--- Start of Dataset extract ---

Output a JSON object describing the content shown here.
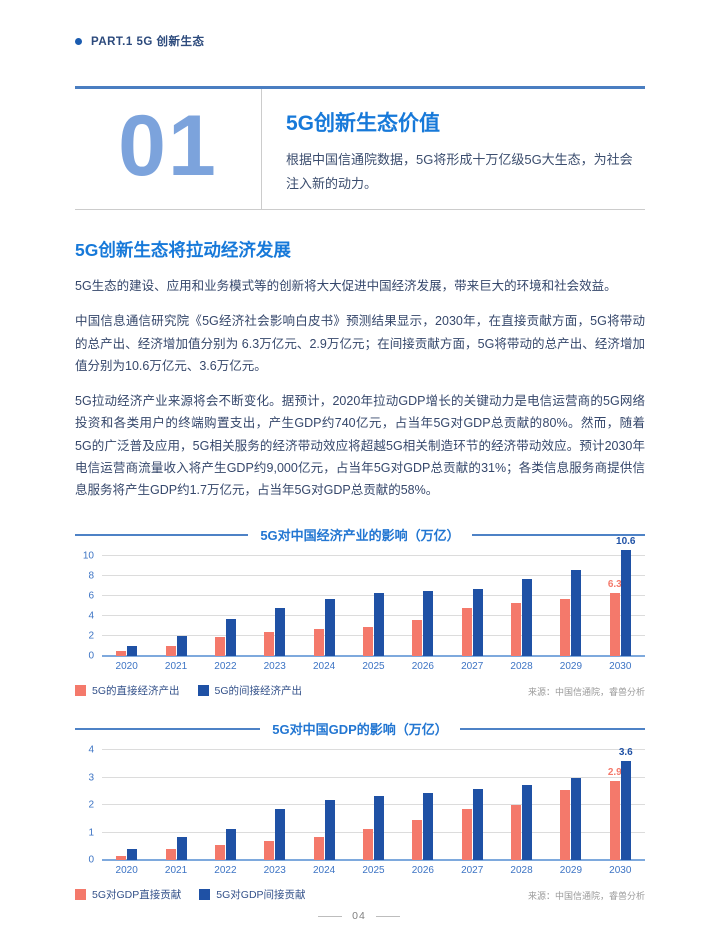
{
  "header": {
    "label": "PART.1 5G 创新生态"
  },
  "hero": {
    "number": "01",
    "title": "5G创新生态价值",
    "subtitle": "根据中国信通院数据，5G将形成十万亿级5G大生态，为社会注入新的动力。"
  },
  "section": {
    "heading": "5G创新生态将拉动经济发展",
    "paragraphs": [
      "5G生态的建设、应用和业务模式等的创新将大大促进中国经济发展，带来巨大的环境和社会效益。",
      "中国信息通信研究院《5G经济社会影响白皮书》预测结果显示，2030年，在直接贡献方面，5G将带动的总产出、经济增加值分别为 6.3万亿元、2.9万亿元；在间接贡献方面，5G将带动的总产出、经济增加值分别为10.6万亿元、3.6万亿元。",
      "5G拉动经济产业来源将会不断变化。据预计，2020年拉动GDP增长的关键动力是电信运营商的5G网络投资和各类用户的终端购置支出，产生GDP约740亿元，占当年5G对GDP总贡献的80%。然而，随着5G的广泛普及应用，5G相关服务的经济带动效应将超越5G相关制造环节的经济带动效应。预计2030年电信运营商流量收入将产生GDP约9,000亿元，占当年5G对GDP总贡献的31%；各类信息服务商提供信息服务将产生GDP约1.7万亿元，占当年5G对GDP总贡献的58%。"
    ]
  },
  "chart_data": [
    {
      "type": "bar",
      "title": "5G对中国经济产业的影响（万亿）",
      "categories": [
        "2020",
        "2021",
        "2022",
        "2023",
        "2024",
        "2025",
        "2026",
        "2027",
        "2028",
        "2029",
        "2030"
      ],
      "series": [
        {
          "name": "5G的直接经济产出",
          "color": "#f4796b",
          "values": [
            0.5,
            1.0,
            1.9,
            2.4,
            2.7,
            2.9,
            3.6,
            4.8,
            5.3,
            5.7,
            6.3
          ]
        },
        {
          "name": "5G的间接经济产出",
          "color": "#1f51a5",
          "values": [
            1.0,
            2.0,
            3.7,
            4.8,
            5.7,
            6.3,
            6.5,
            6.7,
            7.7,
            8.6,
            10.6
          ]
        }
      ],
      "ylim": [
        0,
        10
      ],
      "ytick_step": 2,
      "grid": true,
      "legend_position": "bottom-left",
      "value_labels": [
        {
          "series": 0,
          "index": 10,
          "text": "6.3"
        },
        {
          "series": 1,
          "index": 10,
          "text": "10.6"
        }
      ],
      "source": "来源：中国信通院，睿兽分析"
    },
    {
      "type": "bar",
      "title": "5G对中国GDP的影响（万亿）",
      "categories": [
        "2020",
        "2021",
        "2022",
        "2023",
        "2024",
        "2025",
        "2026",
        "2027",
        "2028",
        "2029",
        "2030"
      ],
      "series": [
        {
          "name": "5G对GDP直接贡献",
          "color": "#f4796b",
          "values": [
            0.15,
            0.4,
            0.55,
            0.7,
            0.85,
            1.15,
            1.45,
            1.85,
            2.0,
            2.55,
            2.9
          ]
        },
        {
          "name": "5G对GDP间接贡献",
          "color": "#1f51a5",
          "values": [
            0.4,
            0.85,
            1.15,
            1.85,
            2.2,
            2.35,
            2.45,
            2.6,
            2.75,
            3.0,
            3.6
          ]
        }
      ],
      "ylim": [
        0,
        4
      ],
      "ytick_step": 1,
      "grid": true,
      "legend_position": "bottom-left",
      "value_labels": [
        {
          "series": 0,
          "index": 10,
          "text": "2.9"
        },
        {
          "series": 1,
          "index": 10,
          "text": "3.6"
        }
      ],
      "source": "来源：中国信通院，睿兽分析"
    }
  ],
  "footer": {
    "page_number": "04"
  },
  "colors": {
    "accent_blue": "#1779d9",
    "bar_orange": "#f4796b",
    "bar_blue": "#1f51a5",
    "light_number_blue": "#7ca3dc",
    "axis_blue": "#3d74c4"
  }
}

--- End of Dataset extract ---

Leave out the pictures and give the rest of the records again exactly.

Solved exercise:
Output a JSON object describing the content shown here.
{
  "header": {
    "label": "PART.1 5G 创新生态"
  },
  "hero": {
    "number": "01",
    "title": "5G创新生态价值",
    "subtitle": "根据中国信通院数据，5G将形成十万亿级5G大生态，为社会注入新的动力。"
  },
  "section": {
    "heading": "5G创新生态将拉动经济发展",
    "paragraphs": [
      "5G生态的建设、应用和业务模式等的创新将大大促进中国经济发展，带来巨大的环境和社会效益。",
      "中国信息通信研究院《5G经济社会影响白皮书》预测结果显示，2030年，在直接贡献方面，5G将带动的总产出、经济增加值分别为 6.3万亿元、2.9万亿元；在间接贡献方面，5G将带动的总产出、经济增加值分别为10.6万亿元、3.6万亿元。",
      "5G拉动经济产业来源将会不断变化。据预计，2020年拉动GDP增长的关键动力是电信运营商的5G网络投资和各类用户的终端购置支出，产生GDP约740亿元，占当年5G对GDP总贡献的80%。然而，随着5G的广泛普及应用，5G相关服务的经济带动效应将超越5G相关制造环节的经济带动效应。预计2030年电信运营商流量收入将产生GDP约9,000亿元，占当年5G对GDP总贡献的31%；各类信息服务商提供信息服务将产生GDP约1.7万亿元，占当年5G对GDP总贡献的58%。"
    ]
  },
  "chart_data": [
    {
      "type": "bar",
      "title": "5G对中国经济产业的影响（万亿）",
      "categories": [
        "2020",
        "2021",
        "2022",
        "2023",
        "2024",
        "2025",
        "2026",
        "2027",
        "2028",
        "2029",
        "2030"
      ],
      "series": [
        {
          "name": "5G的直接经济产出",
          "color": "#f4796b",
          "values": [
            0.5,
            1.0,
            1.9,
            2.4,
            2.7,
            2.9,
            3.6,
            4.8,
            5.3,
            5.7,
            6.3
          ]
        },
        {
          "name": "5G的间接经济产出",
          "color": "#1f51a5",
          "values": [
            1.0,
            2.0,
            3.7,
            4.8,
            5.7,
            6.3,
            6.5,
            6.7,
            7.7,
            8.6,
            10.6
          ]
        }
      ],
      "ylim": [
        0,
        10
      ],
      "ytick_step": 2,
      "grid": true,
      "legend_position": "bottom-left",
      "value_labels": [
        {
          "series": 0,
          "index": 10,
          "text": "6.3"
        },
        {
          "series": 1,
          "index": 10,
          "text": "10.6"
        }
      ],
      "source": "来源：中国信通院，睿兽分析"
    },
    {
      "type": "bar",
      "title": "5G对中国GDP的影响（万亿）",
      "categories": [
        "2020",
        "2021",
        "2022",
        "2023",
        "2024",
        "2025",
        "2026",
        "2027",
        "2028",
        "2029",
        "2030"
      ],
      "series": [
        {
          "name": "5G对GDP直接贡献",
          "color": "#f4796b",
          "values": [
            0.15,
            0.4,
            0.55,
            0.7,
            0.85,
            1.15,
            1.45,
            1.85,
            2.0,
            2.55,
            2.9
          ]
        },
        {
          "name": "5G对GDP间接贡献",
          "color": "#1f51a5",
          "values": [
            0.4,
            0.85,
            1.15,
            1.85,
            2.2,
            2.35,
            2.45,
            2.6,
            2.75,
            3.0,
            3.6
          ]
        }
      ],
      "ylim": [
        0,
        4
      ],
      "ytick_step": 1,
      "grid": true,
      "legend_position": "bottom-left",
      "value_labels": [
        {
          "series": 0,
          "index": 10,
          "text": "2.9"
        },
        {
          "series": 1,
          "index": 10,
          "text": "3.6"
        }
      ],
      "source": "来源：中国信通院，睿兽分析"
    }
  ],
  "footer": {
    "page_number": "04"
  },
  "colors": {
    "accent_blue": "#1779d9",
    "bar_orange": "#f4796b",
    "bar_blue": "#1f51a5",
    "light_number_blue": "#7ca3dc",
    "axis_blue": "#3d74c4"
  }
}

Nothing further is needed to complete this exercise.